Dataset entries:
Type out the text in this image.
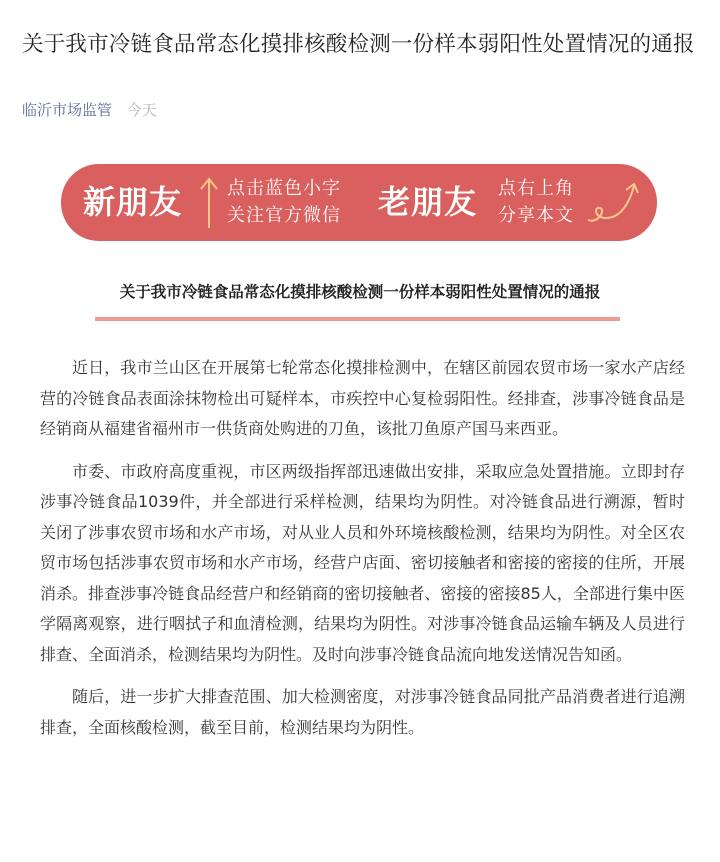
关于我市冷链食品常态化摸排核酸检测一份样本弱阳性处置情况的通报
临沂市场监管 今天
新朋友 点击蓝色小字
关注官方微信 老朋友 点右上角
分享本文
关于我市冷链食品常态化摸排核酸检测一份样本弱阳性处置情况的通报

近日，我市兰山区在开展第七轮常态化摸排检测中，在辖区前园农贸市场一家水产店经营的冷链食品表面涂抹物检出可疑样本，市疾控中心复检弱阳性。经排查，涉事冷链食品是经销商从福建省福州市一供货商处购进的刀鱼，该批刀鱼原产国马来西亚。

市委、市政府高度重视，市区两级指挥部迅速做出安排，采取应急处置措施。立即封存涉事冷链食品1039件，并全部进行采样检测，结果均为阴性。对冷链食品进行溯源，暂时关闭了涉事农贸市场和水产市场，对从业人员和外环境核酸检测，结果均为阴性。对全区农贸市场包括涉事农贸市场和水产市场，经营户店面、密切接触者和密接的密接的住所，开展消杀。排查涉事冷链食品经营户和经销商的密切接触者、密接的密接85人，全部进行集中医学隔离观察，进行咽拭子和血清检测，结果均为阴性。对涉事冷链食品运输车辆及人员进行排查、全面消杀，检测结果均为阴性。及时向涉事冷链食品流向地发送情况告知函。

随后，进一步扩大排查范围、加大检测密度，对涉事冷链食品同批产品消费者进行追溯排查，全面核酸检测，截至目前，检测结果均为阴性。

Problem details:
From the records, copy every line that has the string "检测结果均为阴性" in it.

Solved exercise:
市委、市政府高度重视，市区两级指挥部迅速做出安排，采取应急处置措施。立即封存涉事冷链食品1039件，并全部进行采样检测，结果均为阴性。对冷链食品进行溯源，暂时关闭了涉事农贸市场和水产市场，对从业人员和外环境核酸检测，结果均为阴性。对全区农贸市场包括涉事农贸市场和水产市场，经营户店面、密切接触者和密接的密接的住所，开展消杀。排查涉事冷链食品经营户和经销商的密切接触者、密接的密接85人，全部进行集中医学隔离观察，进行咽拭子和血清检测，结果均为阴性。对涉事冷链食品运输车辆及人员进行排查、全面消杀，检测结果均为阴性。及时向涉事冷链食品流向地发送情况告知函。
随后，进一步扩大排查范围、加大检测密度，对涉事冷链食品同批产品消费者进行追溯排查，全面核酸检测，截至目前，检测结果均为阴性。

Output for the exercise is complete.